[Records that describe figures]

* * * * *

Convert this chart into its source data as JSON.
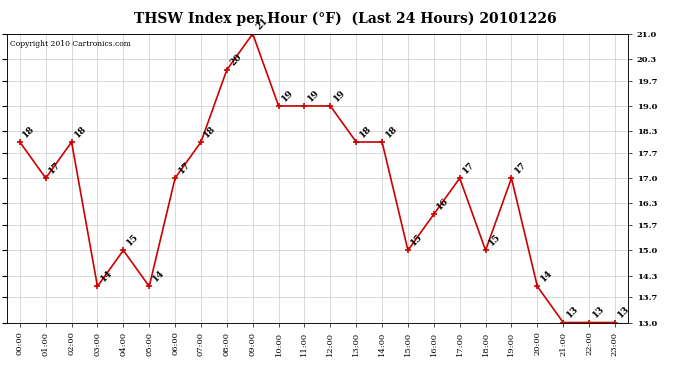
{
  "title": "THSW Index per Hour (°F)  (Last 24 Hours) 20101226",
  "copyright": "Copyright 2010 Cartronics.com",
  "hours": [
    "00:00",
    "01:00",
    "02:00",
    "03:00",
    "04:00",
    "05:00",
    "06:00",
    "07:00",
    "08:00",
    "09:00",
    "10:00",
    "11:00",
    "12:00",
    "13:00",
    "14:00",
    "15:00",
    "16:00",
    "17:00",
    "18:00",
    "19:00",
    "20:00",
    "21:00",
    "22:00",
    "23:00"
  ],
  "values": [
    18,
    17,
    18,
    14,
    15,
    14,
    17,
    18,
    20,
    21,
    19,
    19,
    19,
    18,
    18,
    15,
    16,
    17,
    15,
    17,
    14,
    13,
    13,
    13
  ],
  "ylim_min": 13.0,
  "ylim_max": 21.0,
  "yticks": [
    13.0,
    13.7,
    14.3,
    15.0,
    15.7,
    16.3,
    17.0,
    17.7,
    18.3,
    19.0,
    19.7,
    20.3,
    21.0
  ],
  "line_color": "#cc0000",
  "marker_color": "#cc0000",
  "bg_color": "#ffffff",
  "grid_color": "#bbbbbb",
  "title_fontsize": 10,
  "label_fontsize": 6.5,
  "tick_fontsize": 6,
  "copyright_fontsize": 5.5
}
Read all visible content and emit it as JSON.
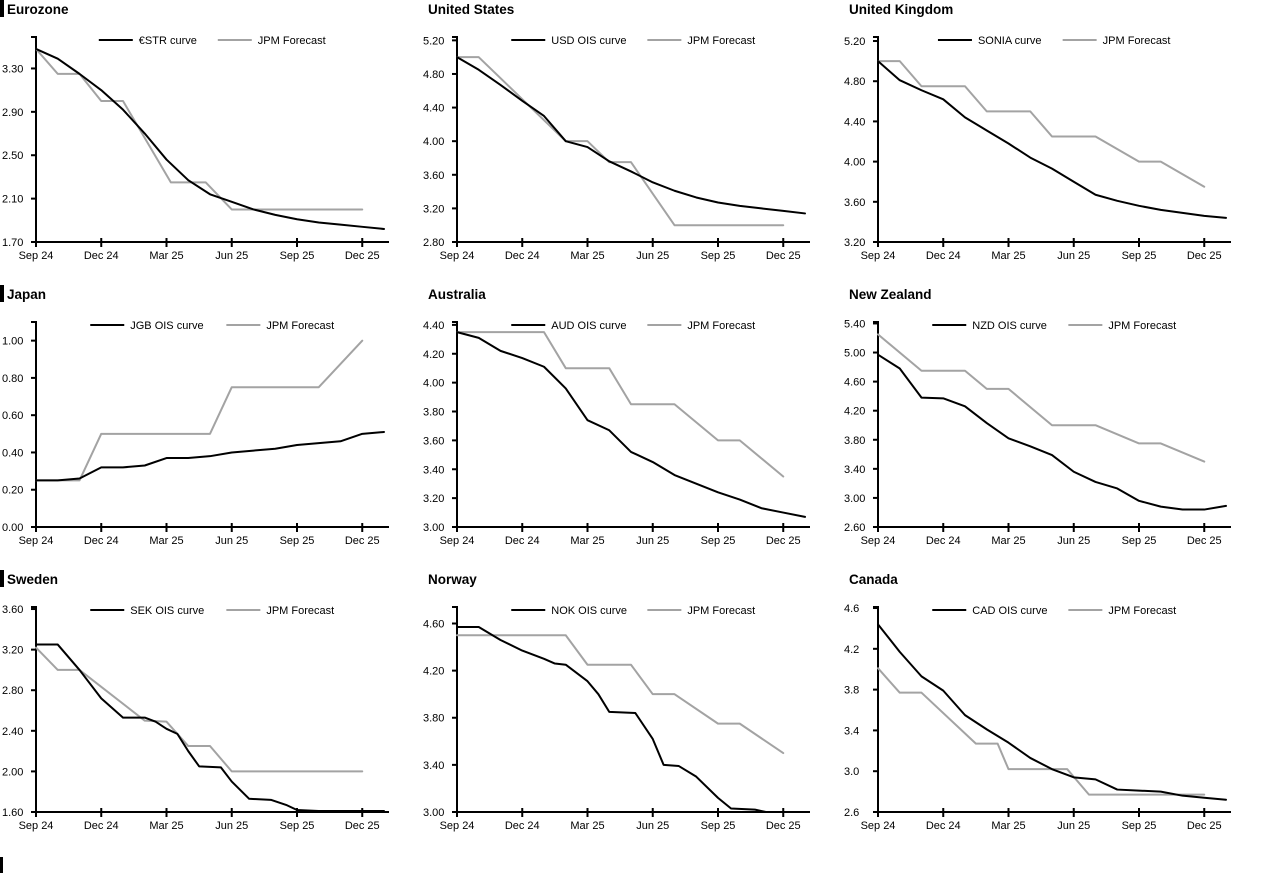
{
  "colors": {
    "curve": "#000000",
    "forecast": "#a3a3a3",
    "axis": "#000000"
  },
  "x_axis": {
    "labels": [
      "Sep 24",
      "Dec 24",
      "Mar 25",
      "Jun 25",
      "Sep 25",
      "Dec 25"
    ],
    "positions": [
      0,
      3,
      6,
      9,
      12,
      15
    ],
    "month_span": 16
  },
  "chart_data": [
    {
      "type": "line",
      "title": "Eurozone",
      "ylim": [
        1.7,
        3.59
      ],
      "yticks": [
        "1.70",
        "2.10",
        "2.50",
        "2.90",
        "3.30"
      ],
      "legend": [
        "€STR curve",
        "JPM Forecast"
      ],
      "series": [
        {
          "name": "€STR curve",
          "role": "curve",
          "x": [
            0,
            1,
            2,
            3,
            4,
            5,
            6,
            7,
            8,
            9,
            10,
            11,
            12,
            13,
            14,
            15,
            16
          ],
          "y": [
            3.48,
            3.39,
            3.25,
            3.1,
            2.92,
            2.7,
            2.46,
            2.27,
            2.14,
            2.07,
            2.0,
            1.95,
            1.91,
            1.88,
            1.86,
            1.84,
            1.82
          ]
        },
        {
          "name": "JPM Forecast",
          "role": "forecast",
          "x": [
            0,
            1,
            2,
            3,
            4,
            6.2,
            7.8,
            9,
            15
          ],
          "y": [
            3.48,
            3.25,
            3.25,
            3.0,
            3.0,
            2.25,
            2.25,
            2.0,
            2.0
          ]
        }
      ]
    },
    {
      "type": "line",
      "title": "United States",
      "ylim": [
        2.8,
        5.24
      ],
      "yticks": [
        "2.80",
        "3.20",
        "3.60",
        "4.00",
        "4.40",
        "4.80",
        "5.20"
      ],
      "legend": [
        "USD OIS curve",
        "JPM Forecast"
      ],
      "series": [
        {
          "name": "USD OIS curve",
          "role": "curve",
          "x": [
            0,
            1,
            2,
            3,
            4,
            5,
            6,
            7,
            8,
            9,
            10,
            11,
            12,
            13,
            14,
            15,
            16
          ],
          "y": [
            5.0,
            4.85,
            4.67,
            4.48,
            4.3,
            4.0,
            3.93,
            3.76,
            3.64,
            3.51,
            3.41,
            3.33,
            3.27,
            3.23,
            3.2,
            3.17,
            3.14
          ]
        },
        {
          "name": "JPM Forecast",
          "role": "forecast",
          "x": [
            0,
            1,
            3,
            5,
            6,
            7,
            8,
            10,
            15
          ],
          "y": [
            5.0,
            5.0,
            4.5,
            4.0,
            4.0,
            3.75,
            3.75,
            3.0,
            3.0
          ]
        }
      ]
    },
    {
      "type": "line",
      "title": "United Kingdom",
      "ylim": [
        3.2,
        5.24
      ],
      "yticks": [
        "3.20",
        "3.60",
        "4.00",
        "4.40",
        "4.80",
        "5.20"
      ],
      "legend": [
        "SONIA curve",
        "JPM Forecast"
      ],
      "series": [
        {
          "name": "SONIA curve",
          "role": "curve",
          "x": [
            0,
            1,
            2,
            3,
            4,
            5,
            6,
            7,
            8,
            9,
            10,
            11,
            12,
            13,
            14,
            15,
            16
          ],
          "y": [
            5.0,
            4.81,
            4.71,
            4.62,
            4.44,
            4.31,
            4.18,
            4.04,
            3.93,
            3.8,
            3.67,
            3.61,
            3.56,
            3.52,
            3.49,
            3.46,
            3.44
          ]
        },
        {
          "name": "JPM Forecast",
          "role": "forecast",
          "x": [
            0,
            1,
            2,
            4,
            5,
            7,
            8,
            10,
            12,
            13,
            15
          ],
          "y": [
            5.0,
            5.0,
            4.75,
            4.75,
            4.5,
            4.5,
            4.25,
            4.25,
            4.0,
            4.0,
            3.75
          ]
        }
      ]
    },
    {
      "type": "line",
      "title": "Japan",
      "ylim": [
        0.0,
        1.1
      ],
      "yticks": [
        "0.00",
        "0.20",
        "0.40",
        "0.60",
        "0.80",
        "1.00"
      ],
      "legend": [
        "JGB OIS curve",
        "JPM Forecast"
      ],
      "series": [
        {
          "name": "JGB OIS curve",
          "role": "curve",
          "x": [
            0,
            1,
            2,
            3,
            4,
            5,
            6,
            7,
            8,
            9,
            10,
            11,
            12,
            13,
            14,
            15,
            16
          ],
          "y": [
            0.25,
            0.25,
            0.26,
            0.32,
            0.32,
            0.33,
            0.37,
            0.37,
            0.38,
            0.4,
            0.41,
            0.42,
            0.44,
            0.45,
            0.46,
            0.5,
            0.51
          ]
        },
        {
          "name": "JPM Forecast",
          "role": "forecast",
          "x": [
            0,
            2,
            3,
            8,
            9,
            13,
            15
          ],
          "y": [
            0.25,
            0.25,
            0.5,
            0.5,
            0.75,
            0.75,
            1.0
          ]
        }
      ]
    },
    {
      "type": "line",
      "title": "Australia",
      "ylim": [
        3.0,
        4.42
      ],
      "yticks": [
        "3.00",
        "3.20",
        "3.40",
        "3.60",
        "3.80",
        "4.00",
        "4.20",
        "4.40"
      ],
      "legend": [
        "AUD OIS curve",
        "JPM Forecast"
      ],
      "series": [
        {
          "name": "AUD OIS curve",
          "role": "curve",
          "x": [
            0,
            1,
            2,
            3,
            4,
            5,
            6,
            7,
            8,
            9,
            10,
            11,
            12,
            13,
            14,
            15,
            16
          ],
          "y": [
            4.35,
            4.31,
            4.22,
            4.17,
            4.11,
            3.96,
            3.74,
            3.67,
            3.52,
            3.45,
            3.36,
            3.3,
            3.24,
            3.19,
            3.13,
            3.1,
            3.07
          ]
        },
        {
          "name": "JPM Forecast",
          "role": "forecast",
          "x": [
            0,
            4,
            5,
            7,
            8,
            10,
            12,
            13,
            15
          ],
          "y": [
            4.35,
            4.35,
            4.1,
            4.1,
            3.85,
            3.85,
            3.6,
            3.6,
            3.35
          ]
        }
      ]
    },
    {
      "type": "line",
      "title": "New Zealand",
      "ylim": [
        2.6,
        5.42
      ],
      "yticks": [
        "2.60",
        "3.00",
        "3.40",
        "3.80",
        "4.20",
        "4.60",
        "5.00",
        "5.40"
      ],
      "legend": [
        "NZD OIS curve",
        "JPM Forecast"
      ],
      "series": [
        {
          "name": "NZD OIS curve",
          "role": "curve",
          "x": [
            0,
            1,
            2,
            3,
            4,
            5,
            6,
            7,
            8,
            9,
            10,
            11,
            12,
            13,
            14,
            15,
            16
          ],
          "y": [
            4.97,
            4.78,
            4.38,
            4.37,
            4.26,
            4.03,
            3.82,
            3.71,
            3.59,
            3.36,
            3.22,
            3.13,
            2.96,
            2.88,
            2.84,
            2.84,
            2.89
          ]
        },
        {
          "name": "JPM Forecast",
          "role": "forecast",
          "x": [
            0,
            2,
            4,
            5,
            6,
            8,
            10,
            12,
            13,
            15
          ],
          "y": [
            5.25,
            4.75,
            4.75,
            4.5,
            4.5,
            4.0,
            4.0,
            3.75,
            3.75,
            3.5
          ]
        }
      ]
    },
    {
      "type": "line",
      "title": "Sweden",
      "ylim": [
        1.6,
        3.62
      ],
      "yticks": [
        "1.60",
        "2.00",
        "2.40",
        "2.80",
        "3.20",
        "3.60"
      ],
      "legend": [
        "SEK OIS curve",
        "JPM Forecast"
      ],
      "series": [
        {
          "name": "SEK OIS curve",
          "role": "curve",
          "x": [
            0,
            1,
            2,
            3,
            4,
            5,
            5.5,
            6,
            6.5,
            7,
            7.5,
            8.5,
            9,
            9.8,
            10.8,
            11.5,
            12,
            13,
            16
          ],
          "y": [
            3.25,
            3.25,
            3.0,
            2.72,
            2.53,
            2.53,
            2.49,
            2.42,
            2.37,
            2.2,
            2.05,
            2.04,
            1.9,
            1.73,
            1.72,
            1.67,
            1.62,
            1.61,
            1.61
          ]
        },
        {
          "name": "JPM Forecast",
          "role": "forecast",
          "x": [
            0,
            1,
            2,
            5,
            6,
            7,
            8,
            9,
            15
          ],
          "y": [
            3.22,
            3.0,
            3.0,
            2.5,
            2.49,
            2.25,
            2.25,
            2.0,
            2.0
          ]
        }
      ]
    },
    {
      "type": "line",
      "title": "Norway",
      "ylim": [
        3.0,
        4.74
      ],
      "yticks": [
        "3.00",
        "3.40",
        "3.80",
        "4.20",
        "4.60"
      ],
      "legend": [
        "NOK OIS curve",
        "JPM Forecast"
      ],
      "series": [
        {
          "name": "NOK OIS curve",
          "role": "curve",
          "x": [
            0,
            1,
            2,
            3,
            4,
            4.5,
            5,
            6,
            6.5,
            7,
            8.2,
            9,
            9.5,
            10.2,
            11,
            12,
            12.6,
            13.7,
            14.2
          ],
          "y": [
            4.57,
            4.57,
            4.46,
            4.37,
            4.3,
            4.26,
            4.25,
            4.11,
            4.0,
            3.85,
            3.84,
            3.62,
            3.4,
            3.39,
            3.3,
            3.12,
            3.03,
            3.02,
            3.0
          ]
        },
        {
          "name": "JPM Forecast",
          "role": "forecast",
          "x": [
            0,
            5,
            6,
            8,
            9,
            10,
            12,
            13,
            15
          ],
          "y": [
            4.5,
            4.5,
            4.25,
            4.25,
            4.0,
            4.0,
            3.75,
            3.75,
            3.5
          ]
        }
      ]
    },
    {
      "type": "line",
      "title": "Canada",
      "ylim": [
        2.6,
        4.61
      ],
      "yticks": [
        "2.6",
        "3.0",
        "3.4",
        "3.8",
        "4.2",
        "4.6"
      ],
      "legend": [
        "CAD OIS curve",
        "JPM Forecast"
      ],
      "series": [
        {
          "name": "CAD OIS curve",
          "role": "curve",
          "x": [
            0,
            1,
            2,
            3,
            4,
            5,
            6,
            7,
            8,
            9,
            10,
            11,
            12,
            13,
            14,
            15,
            16
          ],
          "y": [
            4.44,
            4.17,
            3.93,
            3.79,
            3.55,
            3.41,
            3.28,
            3.13,
            3.02,
            2.94,
            2.92,
            2.82,
            2.81,
            2.8,
            2.76,
            2.74,
            2.72
          ]
        },
        {
          "name": "JPM Forecast",
          "role": "forecast",
          "x": [
            0,
            1,
            2,
            4.5,
            5.5,
            6,
            8.7,
            9.7,
            15
          ],
          "y": [
            4.01,
            3.77,
            3.77,
            3.27,
            3.27,
            3.02,
            3.02,
            2.77,
            2.77
          ]
        }
      ]
    }
  ]
}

* * * * *

§ Task goal: Return, from the data, each line that has the word "United" in it.

§ Response to this exercise:
      "title": "United States",
      "title": "United Kingdom",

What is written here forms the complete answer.